**Instructions to follow**
Find each line holding the word "planting" and give the number of such lines, nothing else.

**Exercise input**

>>

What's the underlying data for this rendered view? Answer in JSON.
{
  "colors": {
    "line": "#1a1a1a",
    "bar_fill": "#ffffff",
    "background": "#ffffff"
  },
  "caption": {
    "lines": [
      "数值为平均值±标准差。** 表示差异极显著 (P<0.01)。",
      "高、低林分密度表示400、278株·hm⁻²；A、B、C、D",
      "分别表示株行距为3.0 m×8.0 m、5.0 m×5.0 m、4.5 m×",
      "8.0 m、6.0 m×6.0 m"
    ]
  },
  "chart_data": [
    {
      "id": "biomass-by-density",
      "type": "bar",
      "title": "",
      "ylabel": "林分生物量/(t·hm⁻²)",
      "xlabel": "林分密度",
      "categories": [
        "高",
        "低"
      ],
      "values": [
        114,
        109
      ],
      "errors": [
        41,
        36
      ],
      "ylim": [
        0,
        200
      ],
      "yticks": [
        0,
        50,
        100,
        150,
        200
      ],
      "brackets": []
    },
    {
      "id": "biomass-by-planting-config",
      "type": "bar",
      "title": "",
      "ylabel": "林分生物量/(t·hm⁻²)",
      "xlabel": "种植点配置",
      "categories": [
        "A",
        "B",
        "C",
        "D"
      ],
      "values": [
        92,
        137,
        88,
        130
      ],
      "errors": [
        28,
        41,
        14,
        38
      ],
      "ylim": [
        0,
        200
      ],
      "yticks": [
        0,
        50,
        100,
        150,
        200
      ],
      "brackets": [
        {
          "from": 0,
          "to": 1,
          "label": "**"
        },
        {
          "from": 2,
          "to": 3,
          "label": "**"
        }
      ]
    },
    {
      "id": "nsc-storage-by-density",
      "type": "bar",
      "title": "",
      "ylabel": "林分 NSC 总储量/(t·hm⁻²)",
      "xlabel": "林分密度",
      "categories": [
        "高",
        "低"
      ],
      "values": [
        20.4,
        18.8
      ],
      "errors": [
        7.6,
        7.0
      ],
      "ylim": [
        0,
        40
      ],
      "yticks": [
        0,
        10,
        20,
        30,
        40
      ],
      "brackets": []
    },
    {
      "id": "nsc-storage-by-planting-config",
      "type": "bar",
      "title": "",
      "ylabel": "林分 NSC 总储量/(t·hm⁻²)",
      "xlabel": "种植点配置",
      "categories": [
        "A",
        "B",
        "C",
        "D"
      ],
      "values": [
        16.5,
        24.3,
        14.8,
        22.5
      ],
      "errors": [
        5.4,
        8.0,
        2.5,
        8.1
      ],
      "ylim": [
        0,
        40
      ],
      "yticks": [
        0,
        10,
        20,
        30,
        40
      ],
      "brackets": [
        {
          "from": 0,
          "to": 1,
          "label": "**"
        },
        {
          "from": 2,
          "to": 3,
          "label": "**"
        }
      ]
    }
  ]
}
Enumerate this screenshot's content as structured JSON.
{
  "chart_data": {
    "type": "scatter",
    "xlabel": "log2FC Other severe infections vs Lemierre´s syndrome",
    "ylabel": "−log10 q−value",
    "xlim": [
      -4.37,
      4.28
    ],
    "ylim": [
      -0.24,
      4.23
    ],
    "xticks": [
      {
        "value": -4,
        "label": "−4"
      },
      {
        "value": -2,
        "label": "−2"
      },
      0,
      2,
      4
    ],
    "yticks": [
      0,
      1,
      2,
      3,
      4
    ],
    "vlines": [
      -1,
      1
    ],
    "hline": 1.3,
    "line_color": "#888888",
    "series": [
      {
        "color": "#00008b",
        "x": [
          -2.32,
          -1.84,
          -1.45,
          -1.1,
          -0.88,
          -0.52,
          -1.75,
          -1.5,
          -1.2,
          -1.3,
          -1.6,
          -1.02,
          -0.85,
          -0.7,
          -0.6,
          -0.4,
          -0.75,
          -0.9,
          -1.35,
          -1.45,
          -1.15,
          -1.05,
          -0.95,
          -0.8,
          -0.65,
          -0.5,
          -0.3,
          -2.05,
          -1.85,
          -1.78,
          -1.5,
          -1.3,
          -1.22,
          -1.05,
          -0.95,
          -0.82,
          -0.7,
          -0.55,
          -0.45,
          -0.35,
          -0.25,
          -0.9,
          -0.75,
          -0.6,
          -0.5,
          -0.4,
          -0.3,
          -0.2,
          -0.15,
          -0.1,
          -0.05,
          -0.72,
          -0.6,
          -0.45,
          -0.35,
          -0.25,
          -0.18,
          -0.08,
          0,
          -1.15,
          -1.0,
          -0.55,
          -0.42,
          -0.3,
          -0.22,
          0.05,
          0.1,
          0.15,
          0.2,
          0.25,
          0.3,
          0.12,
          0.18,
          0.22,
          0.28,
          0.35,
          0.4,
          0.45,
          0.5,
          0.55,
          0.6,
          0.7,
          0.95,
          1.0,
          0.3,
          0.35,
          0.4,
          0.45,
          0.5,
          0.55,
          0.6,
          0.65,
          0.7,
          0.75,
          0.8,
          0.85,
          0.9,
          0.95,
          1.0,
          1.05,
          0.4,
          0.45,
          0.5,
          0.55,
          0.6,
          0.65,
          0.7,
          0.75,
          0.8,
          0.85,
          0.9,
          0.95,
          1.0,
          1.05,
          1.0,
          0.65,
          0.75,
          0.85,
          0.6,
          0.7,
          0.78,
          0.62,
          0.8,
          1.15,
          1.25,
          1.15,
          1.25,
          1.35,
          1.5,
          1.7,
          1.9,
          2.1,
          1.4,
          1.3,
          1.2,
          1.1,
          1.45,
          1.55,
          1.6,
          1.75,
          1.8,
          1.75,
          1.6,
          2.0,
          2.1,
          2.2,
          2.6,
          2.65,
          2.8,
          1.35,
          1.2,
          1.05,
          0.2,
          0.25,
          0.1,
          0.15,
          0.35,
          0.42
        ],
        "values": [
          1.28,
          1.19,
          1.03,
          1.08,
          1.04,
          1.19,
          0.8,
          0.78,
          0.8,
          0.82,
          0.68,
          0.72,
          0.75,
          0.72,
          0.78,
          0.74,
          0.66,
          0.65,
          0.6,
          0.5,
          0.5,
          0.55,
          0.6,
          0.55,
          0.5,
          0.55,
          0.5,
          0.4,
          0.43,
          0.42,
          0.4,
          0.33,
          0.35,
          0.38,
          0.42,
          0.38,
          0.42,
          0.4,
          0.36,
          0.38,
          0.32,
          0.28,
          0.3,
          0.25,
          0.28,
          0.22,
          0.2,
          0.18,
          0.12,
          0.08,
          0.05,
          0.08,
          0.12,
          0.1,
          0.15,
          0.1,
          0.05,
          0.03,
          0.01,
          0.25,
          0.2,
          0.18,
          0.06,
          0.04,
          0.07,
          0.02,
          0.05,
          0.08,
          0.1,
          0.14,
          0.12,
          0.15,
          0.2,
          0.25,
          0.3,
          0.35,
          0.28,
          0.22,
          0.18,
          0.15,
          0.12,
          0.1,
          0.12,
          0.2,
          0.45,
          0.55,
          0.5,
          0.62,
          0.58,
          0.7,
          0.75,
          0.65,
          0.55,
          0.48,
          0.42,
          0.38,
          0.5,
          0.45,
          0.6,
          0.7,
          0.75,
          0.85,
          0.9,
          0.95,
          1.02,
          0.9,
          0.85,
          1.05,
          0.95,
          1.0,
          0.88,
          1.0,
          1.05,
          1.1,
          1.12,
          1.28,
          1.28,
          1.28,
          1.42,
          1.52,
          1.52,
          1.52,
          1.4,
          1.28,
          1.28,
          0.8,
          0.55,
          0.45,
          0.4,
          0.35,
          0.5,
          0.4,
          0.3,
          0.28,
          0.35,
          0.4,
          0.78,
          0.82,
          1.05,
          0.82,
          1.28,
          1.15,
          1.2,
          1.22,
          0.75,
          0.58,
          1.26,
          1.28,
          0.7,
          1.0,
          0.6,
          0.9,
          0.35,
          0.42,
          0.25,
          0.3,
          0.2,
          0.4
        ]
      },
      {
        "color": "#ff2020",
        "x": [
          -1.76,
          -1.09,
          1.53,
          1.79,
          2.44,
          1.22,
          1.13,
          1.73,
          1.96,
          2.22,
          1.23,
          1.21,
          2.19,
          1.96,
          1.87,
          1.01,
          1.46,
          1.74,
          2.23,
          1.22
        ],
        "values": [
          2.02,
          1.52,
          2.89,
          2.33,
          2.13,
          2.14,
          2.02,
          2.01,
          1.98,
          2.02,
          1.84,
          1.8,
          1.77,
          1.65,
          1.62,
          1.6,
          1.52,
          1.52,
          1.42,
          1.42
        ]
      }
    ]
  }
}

<<

**Finished task**
2